### Directive
Your task is to reproduce the entries below word for word.

(Entries with figure data)
:::

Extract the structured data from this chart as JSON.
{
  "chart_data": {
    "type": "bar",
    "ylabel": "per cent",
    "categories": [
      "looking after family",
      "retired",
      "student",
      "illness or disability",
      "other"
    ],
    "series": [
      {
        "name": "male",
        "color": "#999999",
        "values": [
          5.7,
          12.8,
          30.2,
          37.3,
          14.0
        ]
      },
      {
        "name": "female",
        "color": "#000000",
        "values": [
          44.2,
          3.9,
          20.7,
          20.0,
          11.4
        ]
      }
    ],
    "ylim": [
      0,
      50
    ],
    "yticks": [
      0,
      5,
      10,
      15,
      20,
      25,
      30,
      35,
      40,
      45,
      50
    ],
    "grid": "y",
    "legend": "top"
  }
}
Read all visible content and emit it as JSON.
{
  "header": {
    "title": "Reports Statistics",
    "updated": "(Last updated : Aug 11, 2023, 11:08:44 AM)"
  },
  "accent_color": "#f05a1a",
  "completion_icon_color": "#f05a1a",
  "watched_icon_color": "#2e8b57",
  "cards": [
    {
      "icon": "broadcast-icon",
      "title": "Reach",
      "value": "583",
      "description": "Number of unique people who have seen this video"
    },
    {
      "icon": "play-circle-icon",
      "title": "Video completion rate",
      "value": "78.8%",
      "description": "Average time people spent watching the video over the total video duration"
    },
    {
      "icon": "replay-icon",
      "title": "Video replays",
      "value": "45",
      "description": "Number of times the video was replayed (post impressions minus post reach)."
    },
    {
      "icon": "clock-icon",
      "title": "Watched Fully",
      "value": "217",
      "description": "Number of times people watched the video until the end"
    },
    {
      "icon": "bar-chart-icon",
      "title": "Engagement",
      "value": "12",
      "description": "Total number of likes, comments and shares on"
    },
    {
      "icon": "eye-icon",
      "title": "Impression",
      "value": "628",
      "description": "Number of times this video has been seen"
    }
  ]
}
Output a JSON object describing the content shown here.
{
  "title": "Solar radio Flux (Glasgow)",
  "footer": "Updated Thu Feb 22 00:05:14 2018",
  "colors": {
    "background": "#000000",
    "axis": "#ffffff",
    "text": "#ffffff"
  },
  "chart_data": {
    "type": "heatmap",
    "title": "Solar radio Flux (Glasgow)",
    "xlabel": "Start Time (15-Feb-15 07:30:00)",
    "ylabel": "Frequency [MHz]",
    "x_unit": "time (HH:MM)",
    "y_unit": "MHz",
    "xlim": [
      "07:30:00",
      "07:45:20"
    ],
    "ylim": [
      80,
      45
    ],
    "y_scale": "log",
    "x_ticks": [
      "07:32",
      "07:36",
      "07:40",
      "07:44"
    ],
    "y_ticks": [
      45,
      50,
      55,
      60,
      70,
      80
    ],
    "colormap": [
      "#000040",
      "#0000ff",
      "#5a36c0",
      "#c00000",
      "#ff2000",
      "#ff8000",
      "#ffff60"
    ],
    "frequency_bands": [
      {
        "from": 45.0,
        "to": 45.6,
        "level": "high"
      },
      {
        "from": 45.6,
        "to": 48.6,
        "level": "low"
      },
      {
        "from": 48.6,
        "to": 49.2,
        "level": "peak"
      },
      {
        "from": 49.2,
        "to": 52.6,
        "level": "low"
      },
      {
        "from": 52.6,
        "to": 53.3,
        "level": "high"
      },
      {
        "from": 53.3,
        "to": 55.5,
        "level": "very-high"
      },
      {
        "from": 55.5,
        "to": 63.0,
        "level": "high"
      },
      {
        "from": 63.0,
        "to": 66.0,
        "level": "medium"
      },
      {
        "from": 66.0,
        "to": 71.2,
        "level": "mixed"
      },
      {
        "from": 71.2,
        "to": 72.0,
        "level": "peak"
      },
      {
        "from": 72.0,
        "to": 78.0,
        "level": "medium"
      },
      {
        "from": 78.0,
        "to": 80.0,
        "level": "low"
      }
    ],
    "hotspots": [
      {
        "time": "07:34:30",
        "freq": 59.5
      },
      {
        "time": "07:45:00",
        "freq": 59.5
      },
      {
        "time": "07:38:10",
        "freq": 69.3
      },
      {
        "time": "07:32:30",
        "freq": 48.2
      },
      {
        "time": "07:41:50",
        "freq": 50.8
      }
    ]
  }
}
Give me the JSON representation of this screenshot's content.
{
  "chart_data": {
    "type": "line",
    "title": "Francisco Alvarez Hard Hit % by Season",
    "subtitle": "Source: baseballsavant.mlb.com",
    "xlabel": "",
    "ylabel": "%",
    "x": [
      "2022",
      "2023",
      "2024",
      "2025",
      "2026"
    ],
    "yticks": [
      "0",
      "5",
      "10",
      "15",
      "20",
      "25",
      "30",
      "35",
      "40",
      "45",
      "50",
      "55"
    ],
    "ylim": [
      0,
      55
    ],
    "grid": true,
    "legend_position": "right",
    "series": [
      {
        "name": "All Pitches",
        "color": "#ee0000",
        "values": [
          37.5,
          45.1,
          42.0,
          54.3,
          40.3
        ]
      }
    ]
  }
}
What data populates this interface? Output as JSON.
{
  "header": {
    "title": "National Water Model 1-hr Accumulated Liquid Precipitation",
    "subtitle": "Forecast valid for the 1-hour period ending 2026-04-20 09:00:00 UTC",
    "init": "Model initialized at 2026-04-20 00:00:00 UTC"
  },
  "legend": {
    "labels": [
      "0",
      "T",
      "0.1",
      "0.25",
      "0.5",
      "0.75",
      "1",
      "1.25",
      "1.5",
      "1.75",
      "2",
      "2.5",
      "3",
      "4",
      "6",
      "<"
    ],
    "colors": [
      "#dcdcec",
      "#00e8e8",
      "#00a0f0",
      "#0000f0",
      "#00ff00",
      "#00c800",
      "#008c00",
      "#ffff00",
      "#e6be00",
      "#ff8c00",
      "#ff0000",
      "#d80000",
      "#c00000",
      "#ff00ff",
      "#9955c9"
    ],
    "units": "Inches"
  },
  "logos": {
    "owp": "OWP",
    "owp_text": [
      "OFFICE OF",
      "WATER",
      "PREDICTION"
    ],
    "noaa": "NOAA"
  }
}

:::

### Solution below
Extract the structured data from this chart as JSON.
{
  "chart_data": {
    "type": "bar",
    "ylabel": "per cent",
    "categories": [
      "looking after family",
      "retired",
      "student",
      "illness or disability",
      "other"
    ],
    "series": [
      {
        "name": "male",
        "color": "#999999",
        "values": [
          5.7,
          12.8,
          30.2,
          37.3,
          14.0
        ]
      },
      {
        "name": "female",
        "color": "#000000",
        "values": [
          44.2,
          3.9,
          20.7,
          20.0,
          11.4
        ]
      }
    ],
    "ylim": [
      0,
      50
    ],
    "yticks": [
      0,
      5,
      10,
      15,
      20,
      25,
      30,
      35,
      40,
      45,
      50
    ],
    "grid": "y",
    "legend": "top"
  }
}
Read all visible content and emit it as JSON.
{
  "header": {
    "title": "Reports Statistics",
    "updated": "(Last updated : Aug 11, 2023, 11:08:44 AM)"
  },
  "accent_color": "#f05a1a",
  "completion_icon_color": "#f05a1a",
  "watched_icon_color": "#2e8b57",
  "cards": [
    {
      "icon": "broadcast-icon",
      "title": "Reach",
      "value": "583",
      "description": "Number of unique people who have seen this video"
    },
    {
      "icon": "play-circle-icon",
      "title": "Video completion rate",
      "value": "78.8%",
      "description": "Average time people spent watching the video over the total video duration"
    },
    {
      "icon": "replay-icon",
      "title": "Video replays",
      "value": "45",
      "description": "Number of times the video was replayed (post impressions minus post reach)."
    },
    {
      "icon": "clock-icon",
      "title": "Watched Fully",
      "value": "217",
      "description": "Number of times people watched the video until the end"
    },
    {
      "icon": "bar-chart-icon",
      "title": "Engagement",
      "value": "12",
      "description": "Total number of likes, comments and shares on"
    },
    {
      "icon": "eye-icon",
      "title": "Impression",
      "value": "628",
      "description": "Number of times this video has been seen"
    }
  ]
}
Output a JSON object describing the content shown here.
{
  "title": "Solar radio Flux (Glasgow)",
  "footer": "Updated Thu Feb 22 00:05:14 2018",
  "colors": {
    "background": "#000000",
    "axis": "#ffffff",
    "text": "#ffffff"
  },
  "chart_data": {
    "type": "heatmap",
    "title": "Solar radio Flux (Glasgow)",
    "xlabel": "Start Time (15-Feb-15 07:30:00)",
    "ylabel": "Frequency [MHz]",
    "x_unit": "time (HH:MM)",
    "y_unit": "MHz",
    "xlim": [
      "07:30:00",
      "07:45:20"
    ],
    "ylim": [
      80,
      45
    ],
    "y_scale": "log",
    "x_ticks": [
      "07:32",
      "07:36",
      "07:40",
      "07:44"
    ],
    "y_ticks": [
      45,
      50,
      55,
      60,
      70,
      80
    ],
    "colormap": [
      "#000040",
      "#0000ff",
      "#5a36c0",
      "#c00000",
      "#ff2000",
      "#ff8000",
      "#ffff60"
    ],
    "frequency_bands": [
      {
        "from": 45.0,
        "to": 45.6,
        "level": "high"
      },
      {
        "from": 45.6,
        "to": 48.6,
        "level": "low"
      },
      {
        "from": 48.6,
        "to": 49.2,
        "level": "peak"
      },
      {
        "from": 49.2,
        "to": 52.6,
        "level": "low"
      },
      {
        "from": 52.6,
        "to": 53.3,
        "level": "high"
      },
      {
        "from": 53.3,
        "to": 55.5,
        "level": "very-high"
      },
      {
        "from": 55.5,
        "to": 63.0,
        "level": "high"
      },
      {
        "from": 63.0,
        "to": 66.0,
        "level": "medium"
      },
      {
        "from": 66.0,
        "to": 71.2,
        "level": "mixed"
      },
      {
        "from": 71.2,
        "to": 72.0,
        "level": "peak"
      },
      {
        "from": 72.0,
        "to": 78.0,
        "level": "medium"
      },
      {
        "from": 78.0,
        "to": 80.0,
        "level": "low"
      }
    ],
    "hotspots": [
      {
        "time": "07:34:30",
        "freq": 59.5
      },
      {
        "time": "07:45:00",
        "freq": 59.5
      },
      {
        "time": "07:38:10",
        "freq": 69.3
      },
      {
        "time": "07:32:30",
        "freq": 48.2
      },
      {
        "time": "07:41:50",
        "freq": 50.8
      }
    ]
  }
}
Give me the JSON representation of this screenshot's content.
{
  "chart_data": {
    "type": "line",
    "title": "Francisco Alvarez Hard Hit % by Season",
    "subtitle": "Source: baseballsavant.mlb.com",
    "xlabel": "",
    "ylabel": "%",
    "x": [
      "2022",
      "2023",
      "2024",
      "2025",
      "2026"
    ],
    "yticks": [
      "0",
      "5",
      "10",
      "15",
      "20",
      "25",
      "30",
      "35",
      "40",
      "45",
      "50",
      "55"
    ],
    "ylim": [
      0,
      55
    ],
    "grid": true,
    "legend_position": "right",
    "series": [
      {
        "name": "All Pitches",
        "color": "#ee0000",
        "values": [
          37.5,
          45.1,
          42.0,
          54.3,
          40.3
        ]
      }
    ]
  }
}
What data populates this interface? Output as JSON.
{
  "header": {
    "title": "National Water Model 1-hr Accumulated Liquid Precipitation",
    "subtitle": "Forecast valid for the 1-hour period ending 2026-04-20 09:00:00 UTC",
    "init": "Model initialized at 2026-04-20 00:00:00 UTC"
  },
  "legend": {
    "labels": [
      "0",
      "T",
      "0.1",
      "0.25",
      "0.5",
      "0.75",
      "1",
      "1.25",
      "1.5",
      "1.75",
      "2",
      "2.5",
      "3",
      "4",
      "6",
      "<"
    ],
    "colors": [
      "#dcdcec",
      "#00e8e8",
      "#00a0f0",
      "#0000f0",
      "#00ff00",
      "#00c800",
      "#008c00",
      "#ffff00",
      "#e6be00",
      "#ff8c00",
      "#ff0000",
      "#d80000",
      "#c00000",
      "#ff00ff",
      "#9955c9"
    ],
    "units": "Inches"
  },
  "logos": {
    "owp": "OWP",
    "owp_text": [
      "OFFICE OF",
      "WATER",
      "PREDICTION"
    ],
    "noaa": "NOAA"
  }
}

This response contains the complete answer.